### EXTRAIT
>>>

© P.Yves Touzot 2018

24 août 2018

PRESSE: Compte rendu d'interview


Compte rendu de mon interview réalisée par Bénédicte MEILLON, enseignant chercheur à l'université Via Domitia de Perpignan, spécialiste en écopoétique, durant le colloque "Lieux d'enchantement: écrire et ré-enchanter le Monde".


Meillon, Bénédicte. «Lieux, écriture et réenchantement du monde : Entretien avec Pierre-Yves Touzot.»
Crossways Journal, N °2.1 (2018)


Lieux, écriture et réenchantement du monde :
Entretien avec Pierre-Yves Touzot
Bénédicte Meillon / Université de Perpignan Via Domitia / France


Bénédicte Meillon: Quel est votre endroit préféré au monde? Et qu’est-ce qui vous y plait tant?
Pierre-Yves Touzot: Question difficile... Il y en a tellement! D’un point de vue émotionnel, le parc du Yellowstone, en été comme en hiver, est l’endroit qui me touche le plus, parce qu’il se dégage de ces lieux quelque chose de pur, d’originel. Et je me sens toujours très habité lorsque je suis sur un voilier, sur l’océan, en haute mer.

BM : Quelle place la nature occupe-t-elle dans votre écriture?

<<<

### DONNÉES ENREGISTRÉES
>>>

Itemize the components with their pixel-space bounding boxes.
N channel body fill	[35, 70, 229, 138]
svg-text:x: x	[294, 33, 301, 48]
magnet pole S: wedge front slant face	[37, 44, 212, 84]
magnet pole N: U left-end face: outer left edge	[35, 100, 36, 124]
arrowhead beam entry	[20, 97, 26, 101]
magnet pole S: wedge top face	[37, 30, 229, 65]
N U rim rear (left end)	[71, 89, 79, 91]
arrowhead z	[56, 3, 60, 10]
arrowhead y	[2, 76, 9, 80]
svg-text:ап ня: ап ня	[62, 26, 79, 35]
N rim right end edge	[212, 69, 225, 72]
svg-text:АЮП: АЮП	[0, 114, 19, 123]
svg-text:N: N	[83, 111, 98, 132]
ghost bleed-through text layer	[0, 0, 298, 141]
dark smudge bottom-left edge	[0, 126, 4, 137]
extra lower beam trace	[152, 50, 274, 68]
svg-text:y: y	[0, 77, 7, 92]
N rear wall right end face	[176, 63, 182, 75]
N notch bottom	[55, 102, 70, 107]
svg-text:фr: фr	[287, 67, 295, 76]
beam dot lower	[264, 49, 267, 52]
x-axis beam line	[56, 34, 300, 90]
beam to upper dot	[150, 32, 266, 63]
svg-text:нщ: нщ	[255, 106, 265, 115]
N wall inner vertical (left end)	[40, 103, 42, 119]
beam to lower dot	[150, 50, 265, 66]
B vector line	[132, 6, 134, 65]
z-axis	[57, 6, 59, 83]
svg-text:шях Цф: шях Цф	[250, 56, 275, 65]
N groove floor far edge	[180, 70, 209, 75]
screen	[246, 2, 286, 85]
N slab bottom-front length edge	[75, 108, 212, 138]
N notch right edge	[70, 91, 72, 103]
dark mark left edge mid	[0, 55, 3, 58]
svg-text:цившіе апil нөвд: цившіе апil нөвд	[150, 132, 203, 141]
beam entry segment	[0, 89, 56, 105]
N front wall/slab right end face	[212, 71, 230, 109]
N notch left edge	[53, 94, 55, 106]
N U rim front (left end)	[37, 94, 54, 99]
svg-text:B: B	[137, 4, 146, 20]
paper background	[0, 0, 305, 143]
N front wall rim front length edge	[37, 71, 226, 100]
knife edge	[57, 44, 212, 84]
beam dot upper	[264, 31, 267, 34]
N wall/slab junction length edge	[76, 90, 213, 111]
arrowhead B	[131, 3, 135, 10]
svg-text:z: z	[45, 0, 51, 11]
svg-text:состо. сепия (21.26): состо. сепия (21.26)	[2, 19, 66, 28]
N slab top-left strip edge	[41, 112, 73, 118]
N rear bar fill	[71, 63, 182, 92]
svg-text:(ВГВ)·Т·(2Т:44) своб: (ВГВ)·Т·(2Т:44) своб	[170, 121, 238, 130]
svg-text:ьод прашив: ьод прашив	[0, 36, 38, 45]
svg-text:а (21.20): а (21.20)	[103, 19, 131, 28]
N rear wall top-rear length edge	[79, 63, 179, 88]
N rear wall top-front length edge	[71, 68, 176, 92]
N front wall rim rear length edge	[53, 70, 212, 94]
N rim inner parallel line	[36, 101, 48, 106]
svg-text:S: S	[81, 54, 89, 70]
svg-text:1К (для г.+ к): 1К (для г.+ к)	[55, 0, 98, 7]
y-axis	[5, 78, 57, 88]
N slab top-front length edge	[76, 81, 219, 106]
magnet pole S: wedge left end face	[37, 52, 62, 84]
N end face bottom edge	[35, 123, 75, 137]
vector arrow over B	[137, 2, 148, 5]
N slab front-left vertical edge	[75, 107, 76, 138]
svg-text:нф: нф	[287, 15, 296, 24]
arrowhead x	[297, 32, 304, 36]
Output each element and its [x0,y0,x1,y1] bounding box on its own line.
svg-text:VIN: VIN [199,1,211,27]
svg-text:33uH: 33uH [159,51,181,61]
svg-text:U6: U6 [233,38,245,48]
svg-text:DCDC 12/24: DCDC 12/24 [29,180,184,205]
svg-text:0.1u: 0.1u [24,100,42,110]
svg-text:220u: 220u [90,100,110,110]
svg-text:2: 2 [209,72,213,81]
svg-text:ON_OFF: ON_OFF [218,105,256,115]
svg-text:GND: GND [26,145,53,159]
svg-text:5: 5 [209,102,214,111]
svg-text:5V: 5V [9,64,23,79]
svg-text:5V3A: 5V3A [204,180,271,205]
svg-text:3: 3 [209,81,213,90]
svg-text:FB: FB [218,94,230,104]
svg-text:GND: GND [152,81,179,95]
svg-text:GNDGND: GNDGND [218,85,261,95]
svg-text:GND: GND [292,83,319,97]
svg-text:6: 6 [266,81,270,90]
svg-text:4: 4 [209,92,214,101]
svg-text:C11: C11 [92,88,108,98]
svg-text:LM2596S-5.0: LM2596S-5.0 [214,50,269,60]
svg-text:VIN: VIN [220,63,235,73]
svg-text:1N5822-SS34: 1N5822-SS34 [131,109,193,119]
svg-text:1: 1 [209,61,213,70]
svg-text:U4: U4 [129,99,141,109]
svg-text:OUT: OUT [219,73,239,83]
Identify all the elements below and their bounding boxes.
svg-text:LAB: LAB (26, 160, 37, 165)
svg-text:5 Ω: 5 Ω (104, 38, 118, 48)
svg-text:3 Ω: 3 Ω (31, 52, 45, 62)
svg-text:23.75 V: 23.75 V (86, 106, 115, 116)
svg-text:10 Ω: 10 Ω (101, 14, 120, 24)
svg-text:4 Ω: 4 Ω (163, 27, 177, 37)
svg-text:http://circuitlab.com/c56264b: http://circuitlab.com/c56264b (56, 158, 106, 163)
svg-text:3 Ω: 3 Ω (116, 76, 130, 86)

<<<

### EXERCICES
A - Recopiez fidèlement l'entretien depuis «Crossways Journal, N» jusqu'à «en haute mer.».
B - Relevez toutes les phrases interrogatives que Bénédicte Meillon adresse à son interlocuteur dans l'entretien.
C - Veuillez condenser le paragraphe de l'entretien qui commence par «Pierre-Yves Touzot: Question difficile» en conservant ses informations principales.

### RÉPONSES DANS L'ORDRE
A -
Crossways Journal, N °2.1 (2018)


Lieux, écriture et réenchantement du monde :
Entretien avec Pierre-Yves Touzot
Bénédicte Meillon / Université de Perpignan Via Domitia / France


Bénédicte Meillon: Quel est votre endroit préféré au monde? Et qu’est-ce qui vous y plait tant?
Pierre-Yves Touzot: Question difficile... Il y en a tellement! D’un point de vue émotionnel, le parc du Yellowstone, en été comme en hiver, est l’endroit qui me touche le plus, parce qu’il se dégage de ces lieux quelque chose de pur, d’originel. Et je me sens toujours très habité lorsque je suis sur un voilier, sur l’océan, en haute mer.

B -
- Quel est votre endroit préféré au monde?
- Et qu'est-ce qui vous y plait tant?
- Quelle place la nature occupe-t-elle dans votre écriture?

C - Pierre-Yves Touzot a du mal à choisir tant les endroits sont nombreux. Sur le plan émotionnel, le parc du Yellowstone, en été comme en hiver, est celui qui le touche le plus, car il s'en dégage quelque chose de pur et d'originel. Il se sent aussi toujours très habité sur un voilier, en haute mer.